AIM —
Which lines hold the word "name"? Show each of them.

MATERIAL —
* * * * * * * * *
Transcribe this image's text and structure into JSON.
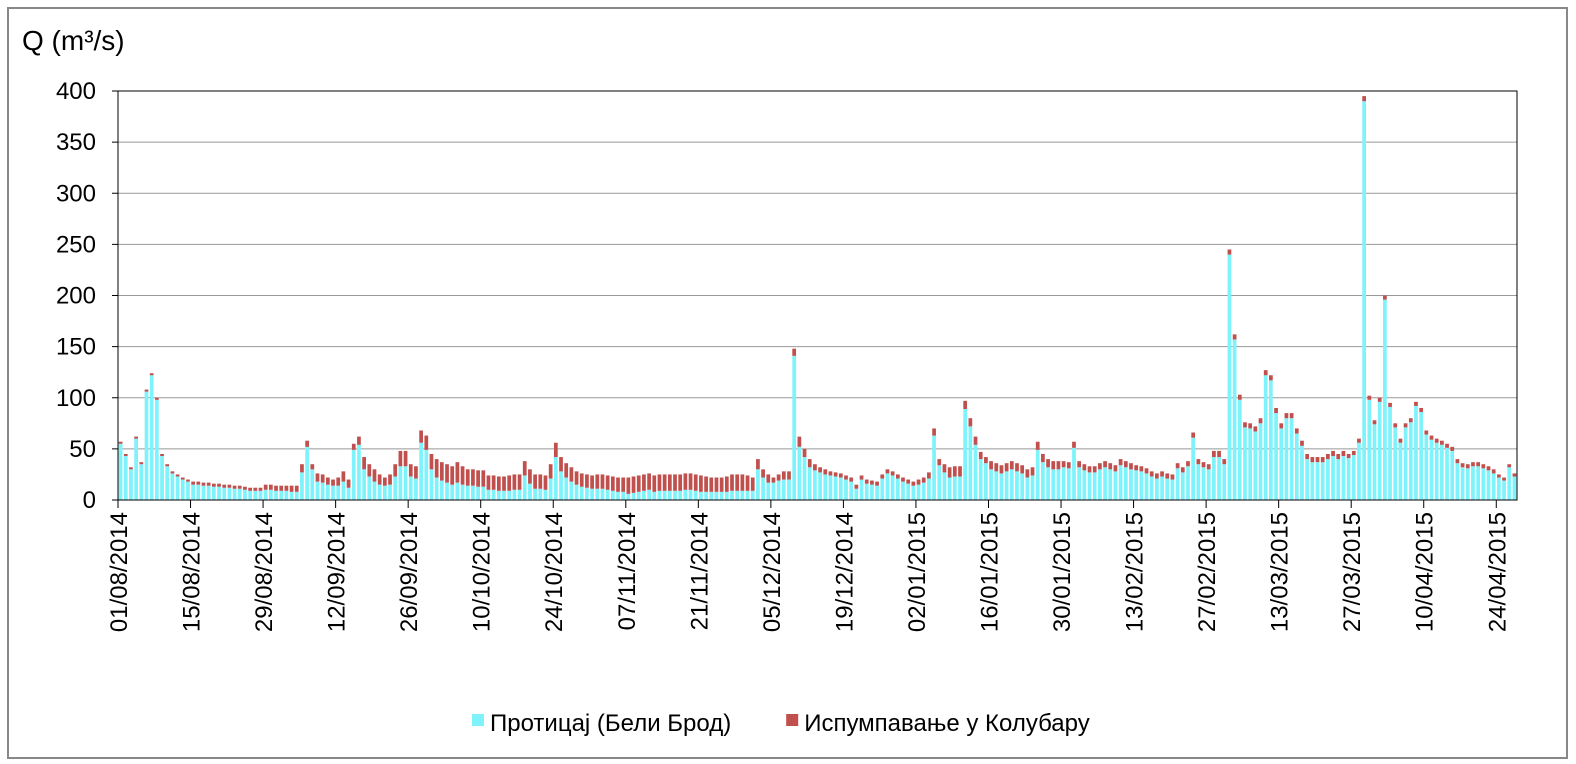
{
  "chart_data": {
    "type": "bar",
    "stacked": true,
    "title": "Q (m³/s)",
    "categories": [
      "01/08/2014",
      null,
      null,
      null,
      null,
      null,
      null,
      null,
      null,
      null,
      null,
      null,
      null,
      null,
      "15/08/2014",
      null,
      null,
      null,
      null,
      null,
      null,
      null,
      null,
      null,
      null,
      null,
      null,
      null,
      "29/08/2014",
      null,
      null,
      null,
      null,
      null,
      null,
      null,
      null,
      null,
      null,
      null,
      null,
      null,
      "12/09/2014",
      null,
      null,
      null,
      null,
      null,
      null,
      null,
      null,
      null,
      null,
      null,
      null,
      null,
      "26/09/2014",
      null,
      null,
      null,
      null,
      null,
      null,
      null,
      null,
      null,
      null,
      null,
      null,
      null,
      "10/10/2014",
      null,
      null,
      null,
      null,
      null,
      null,
      null,
      null,
      null,
      null,
      null,
      null,
      null,
      "24/10/2014",
      null,
      null,
      null,
      null,
      null,
      null,
      null,
      null,
      null,
      null,
      null,
      null,
      null,
      "07/11/2014",
      null,
      null,
      null,
      null,
      null,
      null,
      null,
      null,
      null,
      null,
      null,
      null,
      null,
      "21/11/2014",
      null,
      null,
      null,
      null,
      null,
      null,
      null,
      null,
      null,
      null,
      null,
      null,
      null,
      "05/12/2014",
      null,
      null,
      null,
      null,
      null,
      null,
      null,
      null,
      null,
      null,
      null,
      null,
      null,
      "19/12/2014",
      null,
      null,
      null,
      null,
      null,
      null,
      null,
      null,
      null,
      null,
      null,
      null,
      null,
      "02/01/2015",
      null,
      null,
      null,
      null,
      null,
      null,
      null,
      null,
      null,
      null,
      null,
      null,
      null,
      "16/01/2015",
      null,
      null,
      null,
      null,
      null,
      null,
      null,
      null,
      null,
      null,
      null,
      null,
      null,
      "30/01/2015",
      null,
      null,
      null,
      null,
      null,
      null,
      null,
      null,
      null,
      null,
      null,
      null,
      null,
      "13/02/2015",
      null,
      null,
      null,
      null,
      null,
      null,
      null,
      null,
      null,
      null,
      null,
      null,
      null,
      "27/02/2015",
      null,
      null,
      null,
      null,
      null,
      null,
      null,
      null,
      null,
      null,
      null,
      null,
      null,
      "13/03/2015",
      null,
      null,
      null,
      null,
      null,
      null,
      null,
      null,
      null,
      null,
      null,
      null,
      null,
      "27/03/2015",
      null,
      null,
      null,
      null,
      null,
      null,
      null,
      null,
      null,
      null,
      null,
      null,
      null,
      "10/04/2015",
      null,
      null,
      null,
      null,
      null,
      null,
      null,
      null,
      null,
      null,
      null,
      null,
      null,
      "24/04/2015",
      null,
      null,
      null
    ],
    "series": [
      {
        "name": "Протицај (Бели Брод)",
        "color": "#7ff3fb",
        "values": [
          55,
          43,
          30,
          60,
          35,
          106,
          122,
          98,
          43,
          33,
          26,
          23,
          20,
          18,
          15,
          15,
          14,
          14,
          13,
          13,
          12,
          12,
          11,
          11,
          10,
          9,
          9,
          9,
          10,
          10,
          9,
          9,
          9,
          8,
          8,
          27,
          52,
          30,
          18,
          17,
          15,
          14,
          14,
          18,
          12,
          49,
          54,
          30,
          23,
          18,
          15,
          14,
          15,
          23,
          33,
          33,
          23,
          21,
          56,
          49,
          30,
          22,
          19,
          17,
          15,
          17,
          15,
          14,
          14,
          13,
          13,
          10,
          10,
          9,
          9,
          9,
          10,
          10,
          24,
          16,
          11,
          11,
          10,
          21,
          42,
          28,
          22,
          18,
          15,
          13,
          12,
          11,
          11,
          11,
          10,
          9,
          8,
          8,
          6,
          7,
          8,
          9,
          10,
          8,
          9,
          9,
          9,
          9,
          9,
          10,
          10,
          9,
          8,
          8,
          8,
          8,
          8,
          8,
          9,
          9,
          9,
          9,
          9,
          30,
          22,
          17,
          17,
          19,
          20,
          20,
          141,
          52,
          42,
          32,
          29,
          27,
          25,
          24,
          23,
          22,
          20,
          18,
          11,
          20,
          16,
          15,
          14,
          21,
          26,
          24,
          21,
          18,
          16,
          14,
          15,
          17,
          21,
          63,
          34,
          27,
          22,
          23,
          23,
          89,
          72,
          54,
          40,
          36,
          30,
          28,
          26,
          28,
          30,
          28,
          26,
          22,
          24,
          49,
          37,
          32,
          30,
          30,
          32,
          31,
          51,
          32,
          29,
          27,
          27,
          30,
          32,
          30,
          28,
          34,
          32,
          30,
          29,
          28,
          26,
          23,
          21,
          23,
          21,
          20,
          31,
          27,
          33,
          61,
          35,
          32,
          30,
          42,
          42,
          35,
          240,
          157,
          98,
          71,
          70,
          67,
          75,
          122,
          117,
          85,
          70,
          80,
          80,
          65,
          53,
          40,
          37,
          37,
          37,
          40,
          43,
          40,
          43,
          41,
          44,
          56,
          390,
          98,
          74,
          96,
          196,
          91,
          71,
          56,
          71,
          76,
          92,
          86,
          64,
          59,
          56,
          54,
          51,
          48,
          36,
          32,
          31,
          33,
          33,
          31,
          29,
          26,
          22,
          19,
          32,
          23
        ]
      },
      {
        "name": "Испумпавање у Колубару",
        "color": "#c0504d",
        "values": [
          2,
          2,
          2,
          2,
          2,
          2,
          2,
          2,
          2,
          2,
          2,
          2,
          2,
          2,
          3,
          3,
          3,
          3,
          3,
          3,
          3,
          3,
          3,
          3,
          3,
          3,
          3,
          3,
          5,
          5,
          5,
          5,
          5,
          6,
          6,
          8,
          6,
          5,
          8,
          8,
          7,
          6,
          8,
          10,
          8,
          6,
          8,
          12,
          12,
          12,
          10,
          8,
          10,
          12,
          15,
          15,
          12,
          12,
          12,
          14,
          15,
          18,
          18,
          18,
          18,
          20,
          18,
          16,
          16,
          16,
          16,
          14,
          14,
          14,
          14,
          15,
          15,
          15,
          14,
          14,
          14,
          14,
          14,
          14,
          14,
          14,
          14,
          14,
          13,
          13,
          13,
          13,
          14,
          14,
          14,
          14,
          14,
          14,
          16,
          16,
          16,
          16,
          16,
          16,
          16,
          16,
          16,
          16,
          16,
          16,
          16,
          16,
          16,
          15,
          14,
          14,
          14,
          15,
          16,
          16,
          16,
          15,
          13,
          10,
          8,
          8,
          5,
          6,
          8,
          8,
          7,
          10,
          8,
          8,
          6,
          5,
          5,
          4,
          4,
          4,
          4,
          4,
          4,
          4,
          4,
          4,
          4,
          4,
          4,
          4,
          4,
          4,
          4,
          4,
          5,
          5,
          6,
          7,
          6,
          8,
          10,
          10,
          10,
          8,
          8,
          8,
          7,
          6,
          8,
          8,
          8,
          8,
          8,
          8,
          8,
          8,
          8,
          8,
          8,
          8,
          8,
          8,
          6,
          6,
          6,
          6,
          6,
          6,
          6,
          6,
          6,
          6,
          6,
          6,
          6,
          6,
          5,
          5,
          5,
          5,
          5,
          5,
          5,
          5,
          5,
          5,
          5,
          5,
          5,
          5,
          5,
          6,
          6,
          5,
          5,
          5,
          5,
          5,
          5,
          5,
          5,
          5,
          5,
          5,
          5,
          5,
          5,
          5,
          5,
          5,
          5,
          5,
          5,
          5,
          5,
          5,
          5,
          4,
          4,
          4,
          5,
          4,
          4,
          4,
          4,
          4,
          4,
          4,
          4,
          4,
          4,
          4,
          4,
          4,
          4,
          4,
          4,
          4,
          4,
          4,
          4,
          4,
          4,
          4,
          4,
          4,
          3,
          3,
          3,
          3
        ]
      }
    ],
    "ylim": [
      0,
      400
    ],
    "yticks": [
      0,
      50,
      100,
      150,
      200,
      250,
      300,
      350,
      400
    ],
    "grid": true,
    "legend": "bottom"
  }
}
* * * * * * * * *
OUTPUT BELOW —
        "name": "Протицај (Бели Брод)",
        "name": "Испумпавање у Колубару",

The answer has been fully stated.